[Dataset rows]
** begin **

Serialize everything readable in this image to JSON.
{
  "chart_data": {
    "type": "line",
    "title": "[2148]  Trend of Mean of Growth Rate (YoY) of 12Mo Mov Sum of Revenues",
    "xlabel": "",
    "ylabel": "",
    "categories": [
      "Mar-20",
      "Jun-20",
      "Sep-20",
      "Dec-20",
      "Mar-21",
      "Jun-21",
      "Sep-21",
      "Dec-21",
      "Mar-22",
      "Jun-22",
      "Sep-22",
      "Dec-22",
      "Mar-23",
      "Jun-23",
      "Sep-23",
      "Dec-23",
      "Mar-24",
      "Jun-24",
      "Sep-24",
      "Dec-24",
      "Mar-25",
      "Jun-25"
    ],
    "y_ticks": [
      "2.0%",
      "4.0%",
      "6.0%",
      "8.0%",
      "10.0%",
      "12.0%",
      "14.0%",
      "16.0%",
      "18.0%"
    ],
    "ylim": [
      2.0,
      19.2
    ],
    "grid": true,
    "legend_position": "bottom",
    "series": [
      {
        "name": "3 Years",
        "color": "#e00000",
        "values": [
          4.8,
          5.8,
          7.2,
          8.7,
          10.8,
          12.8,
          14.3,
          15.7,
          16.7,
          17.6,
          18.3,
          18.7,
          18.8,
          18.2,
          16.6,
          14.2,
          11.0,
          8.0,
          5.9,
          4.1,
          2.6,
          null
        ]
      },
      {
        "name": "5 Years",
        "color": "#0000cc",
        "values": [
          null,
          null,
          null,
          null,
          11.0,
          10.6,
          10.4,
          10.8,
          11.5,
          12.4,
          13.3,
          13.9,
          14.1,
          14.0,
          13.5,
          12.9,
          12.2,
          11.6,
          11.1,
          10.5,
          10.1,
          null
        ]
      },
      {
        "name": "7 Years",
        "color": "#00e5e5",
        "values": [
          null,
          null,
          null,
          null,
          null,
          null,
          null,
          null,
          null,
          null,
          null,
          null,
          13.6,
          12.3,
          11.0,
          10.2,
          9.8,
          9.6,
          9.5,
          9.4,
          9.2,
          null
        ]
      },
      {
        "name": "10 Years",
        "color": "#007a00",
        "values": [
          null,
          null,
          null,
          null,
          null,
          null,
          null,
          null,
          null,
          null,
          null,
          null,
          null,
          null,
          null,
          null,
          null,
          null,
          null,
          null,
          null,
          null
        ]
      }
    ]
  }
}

** end **

TASK
Your task is to reproduce the whole listing exactly.

OUTPUT OF THE EXERCISE
Serialize everything readable in this image to JSON.
{
  "chart_data": {
    "type": "line",
    "title": "[2148]  Trend of Mean of Growth Rate (YoY) of 12Mo Mov Sum of Revenues",
    "xlabel": "",
    "ylabel": "",
    "categories": [
      "Mar-20",
      "Jun-20",
      "Sep-20",
      "Dec-20",
      "Mar-21",
      "Jun-21",
      "Sep-21",
      "Dec-21",
      "Mar-22",
      "Jun-22",
      "Sep-22",
      "Dec-22",
      "Mar-23",
      "Jun-23",
      "Sep-23",
      "Dec-23",
      "Mar-24",
      "Jun-24",
      "Sep-24",
      "Dec-24",
      "Mar-25",
      "Jun-25"
    ],
    "y_ticks": [
      "2.0%",
      "4.0%",
      "6.0%",
      "8.0%",
      "10.0%",
      "12.0%",
      "14.0%",
      "16.0%",
      "18.0%"
    ],
    "ylim": [
      2.0,
      19.2
    ],
    "grid": true,
    "legend_position": "bottom",
    "series": [
      {
        "name": "3 Years",
        "color": "#e00000",
        "values": [
          4.8,
          5.8,
          7.2,
          8.7,
          10.8,
          12.8,
          14.3,
          15.7,
          16.7,
          17.6,
          18.3,
          18.7,
          18.8,
          18.2,
          16.6,
          14.2,
          11.0,
          8.0,
          5.9,
          4.1,
          2.6,
          null
        ]
      },
      {
        "name": "5 Years",
        "color": "#0000cc",
        "values": [
          null,
          null,
          null,
          null,
          11.0,
          10.6,
          10.4,
          10.8,
          11.5,
          12.4,
          13.3,
          13.9,
          14.1,
          14.0,
          13.5,
          12.9,
          12.2,
          11.6,
          11.1,
          10.5,
          10.1,
          null
        ]
      },
      {
        "name": "7 Years",
        "color": "#00e5e5",
        "values": [
          null,
          null,
          null,
          null,
          null,
          null,
          null,
          null,
          null,
          null,
          null,
          null,
          13.6,
          12.3,
          11.0,
          10.2,
          9.8,
          9.6,
          9.5,
          9.4,
          9.2,
          null
        ]
      },
      {
        "name": "10 Years",
        "color": "#007a00",
        "values": [
          null,
          null,
          null,
          null,
          null,
          null,
          null,
          null,
          null,
          null,
          null,
          null,
          null,
          null,
          null,
          null,
          null,
          null,
          null,
          null,
          null,
          null
        ]
      }
    ]
  }
}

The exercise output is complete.